----- Raw records

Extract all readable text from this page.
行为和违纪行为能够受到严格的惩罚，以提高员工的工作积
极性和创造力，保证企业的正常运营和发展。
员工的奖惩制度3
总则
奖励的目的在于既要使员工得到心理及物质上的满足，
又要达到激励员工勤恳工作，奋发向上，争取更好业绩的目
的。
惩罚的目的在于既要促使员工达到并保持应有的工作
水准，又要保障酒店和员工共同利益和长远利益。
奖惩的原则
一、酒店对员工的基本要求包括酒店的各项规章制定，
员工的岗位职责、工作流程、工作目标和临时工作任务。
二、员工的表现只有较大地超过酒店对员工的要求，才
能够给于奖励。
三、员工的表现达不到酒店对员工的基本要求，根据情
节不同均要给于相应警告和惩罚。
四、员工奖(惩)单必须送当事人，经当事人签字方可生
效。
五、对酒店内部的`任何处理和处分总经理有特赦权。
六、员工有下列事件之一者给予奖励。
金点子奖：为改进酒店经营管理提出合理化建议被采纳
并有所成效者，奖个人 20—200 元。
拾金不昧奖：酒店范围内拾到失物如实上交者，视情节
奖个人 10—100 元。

----------

## Task prompt:
The records above should be repeated in full, exactly as given.

## The completed task:
Extract all readable text from this page.
行为和违纪行为能够受到严格的惩罚，以提高员工的工作积
极性和创造力，保证企业的正常运营和发展。
员工的奖惩制度3
总则
奖励的目的在于既要使员工得到心理及物质上的满足，
又要达到激励员工勤恳工作，奋发向上，争取更好业绩的目
的。
惩罚的目的在于既要促使员工达到并保持应有的工作
水准，又要保障酒店和员工共同利益和长远利益。
奖惩的原则
一、酒店对员工的基本要求包括酒店的各项规章制定，
员工的岗位职责、工作流程、工作目标和临时工作任务。
二、员工的表现只有较大地超过酒店对员工的要求，才
能够给于奖励。
三、员工的表现达不到酒店对员工的基本要求，根据情
节不同均要给于相应警告和惩罚。
四、员工奖(惩)单必须送当事人，经当事人签字方可生
效。
五、对酒店内部的`任何处理和处分总经理有特赦权。
六、员工有下列事件之一者给予奖励。
金点子奖：为改进酒店经营管理提出合理化建议被采纳
并有所成效者，奖个人 20—200 元。
拾金不昧奖：酒店范围内拾到失物如实上交者，视情节
奖个人 10—100 元。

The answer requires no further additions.